## PROVIDED DATA:
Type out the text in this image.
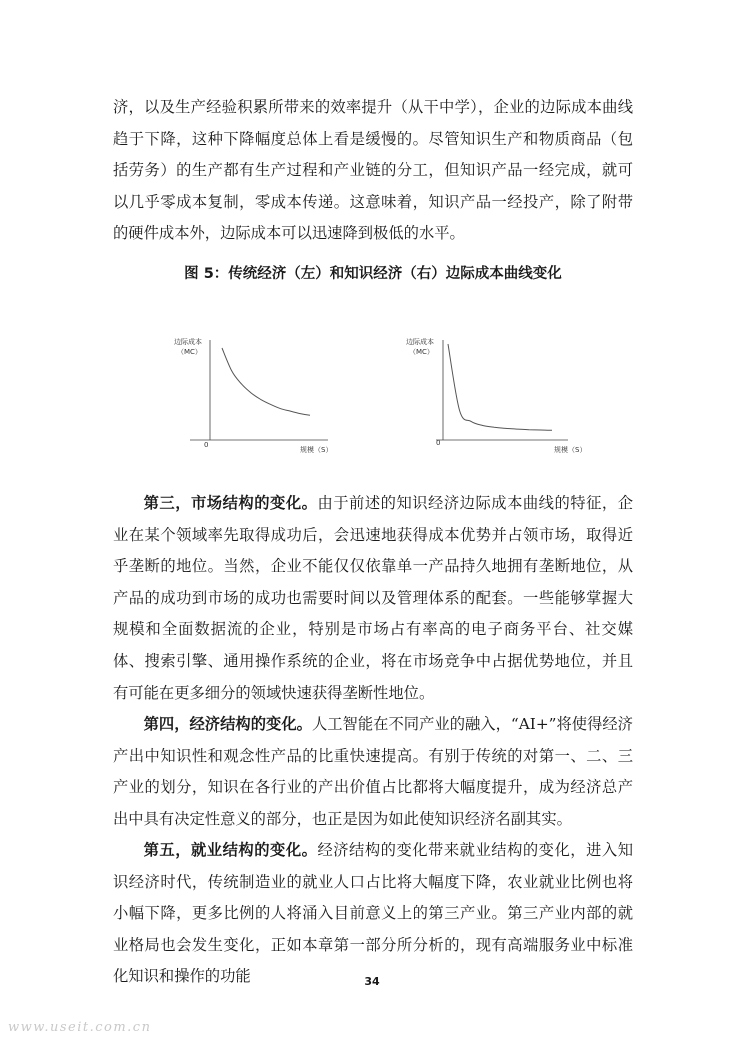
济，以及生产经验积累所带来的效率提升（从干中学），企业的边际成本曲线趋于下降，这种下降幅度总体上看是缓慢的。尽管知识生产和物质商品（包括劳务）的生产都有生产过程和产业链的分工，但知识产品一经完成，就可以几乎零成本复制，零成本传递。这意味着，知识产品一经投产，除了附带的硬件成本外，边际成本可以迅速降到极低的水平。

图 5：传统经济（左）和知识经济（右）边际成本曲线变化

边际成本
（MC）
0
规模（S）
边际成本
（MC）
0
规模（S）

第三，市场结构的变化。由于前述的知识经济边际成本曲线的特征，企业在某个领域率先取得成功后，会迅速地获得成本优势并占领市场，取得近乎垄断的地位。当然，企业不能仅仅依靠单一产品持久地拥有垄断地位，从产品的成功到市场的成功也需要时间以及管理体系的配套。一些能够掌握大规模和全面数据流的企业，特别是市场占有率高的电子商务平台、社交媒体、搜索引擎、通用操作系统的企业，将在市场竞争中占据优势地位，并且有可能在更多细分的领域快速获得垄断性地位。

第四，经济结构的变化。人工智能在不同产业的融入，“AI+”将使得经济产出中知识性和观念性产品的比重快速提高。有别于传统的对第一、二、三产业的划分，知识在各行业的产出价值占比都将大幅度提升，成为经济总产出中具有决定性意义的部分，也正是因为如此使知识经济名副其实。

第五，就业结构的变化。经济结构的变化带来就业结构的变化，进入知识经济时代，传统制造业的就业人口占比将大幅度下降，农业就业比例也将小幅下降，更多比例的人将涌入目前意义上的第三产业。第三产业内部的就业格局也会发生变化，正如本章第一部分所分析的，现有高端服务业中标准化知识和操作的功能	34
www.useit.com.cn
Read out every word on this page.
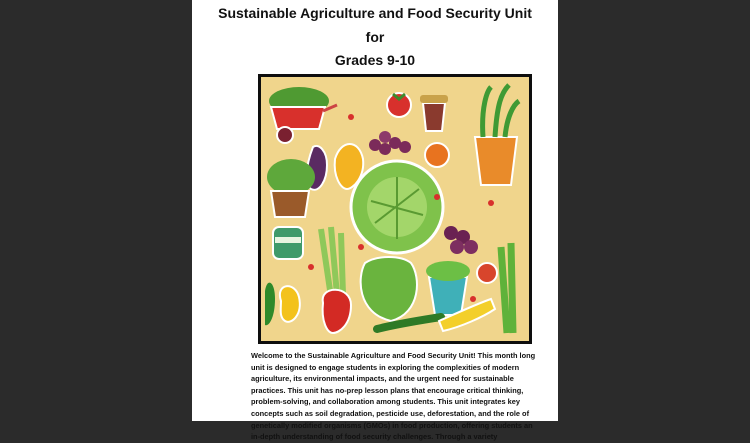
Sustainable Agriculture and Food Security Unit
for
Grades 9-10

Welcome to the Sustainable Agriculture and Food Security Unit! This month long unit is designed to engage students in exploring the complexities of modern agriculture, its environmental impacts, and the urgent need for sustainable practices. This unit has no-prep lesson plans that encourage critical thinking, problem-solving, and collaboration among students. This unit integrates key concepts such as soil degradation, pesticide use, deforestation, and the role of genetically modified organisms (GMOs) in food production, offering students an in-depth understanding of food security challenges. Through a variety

## WRITTEN PROBLEM:
From the data, pick out every line that includes "Food".

## ANSWER TO THIS EXERCISE:
Sustainable Agriculture and Food Security Unit
Welcome to the Sustainable Agriculture and Food Security Unit! This month long unit is designed to engage students in exploring the complexities of modern agriculture, its environmental impacts, and the urgent need for sustainable practices. This unit has no-prep lesson plans that encourage critical thinking, problem-solving, and collaboration among students. This unit integrates key concepts such as soil degradation, pesticide use, deforestation, and the role of genetically modified organisms (GMOs) in food production, offering students an in-depth understanding of food security challenges. Through a variety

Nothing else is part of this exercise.